Part of a data file →

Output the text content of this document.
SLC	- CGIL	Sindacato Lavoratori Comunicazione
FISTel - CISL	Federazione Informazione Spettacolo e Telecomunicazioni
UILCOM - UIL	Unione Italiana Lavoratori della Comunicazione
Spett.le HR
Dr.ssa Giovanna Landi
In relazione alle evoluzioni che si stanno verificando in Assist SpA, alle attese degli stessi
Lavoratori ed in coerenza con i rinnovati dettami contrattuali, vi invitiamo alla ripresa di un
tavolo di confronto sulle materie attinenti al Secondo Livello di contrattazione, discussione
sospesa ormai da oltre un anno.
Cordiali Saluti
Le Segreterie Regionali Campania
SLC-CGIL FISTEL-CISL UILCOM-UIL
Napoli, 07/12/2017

TASK DIRECTIONS → Quote all of the entries exactly as they appear.

REPLY →
Output the text content of this document.
SLC	- CGIL	Sindacato Lavoratori Comunicazione
FISTel - CISL	Federazione Informazione Spettacolo e Telecomunicazioni
UILCOM - UIL	Unione Italiana Lavoratori della Comunicazione
Spett.le HR
Dr.ssa Giovanna Landi
In relazione alle evoluzioni che si stanno verificando in Assist SpA, alle attese degli stessi
Lavoratori ed in coerenza con i rinnovati dettami contrattuali, vi invitiamo alla ripresa di un
tavolo di confronto sulle materie attinenti al Secondo Livello di contrattazione, discussione
sospesa ormai da oltre un anno.
Cordiali Saluti
Le Segreterie Regionali Campania
SLC-CGIL FISTEL-CISL UILCOM-UIL
Napoli, 07/12/2017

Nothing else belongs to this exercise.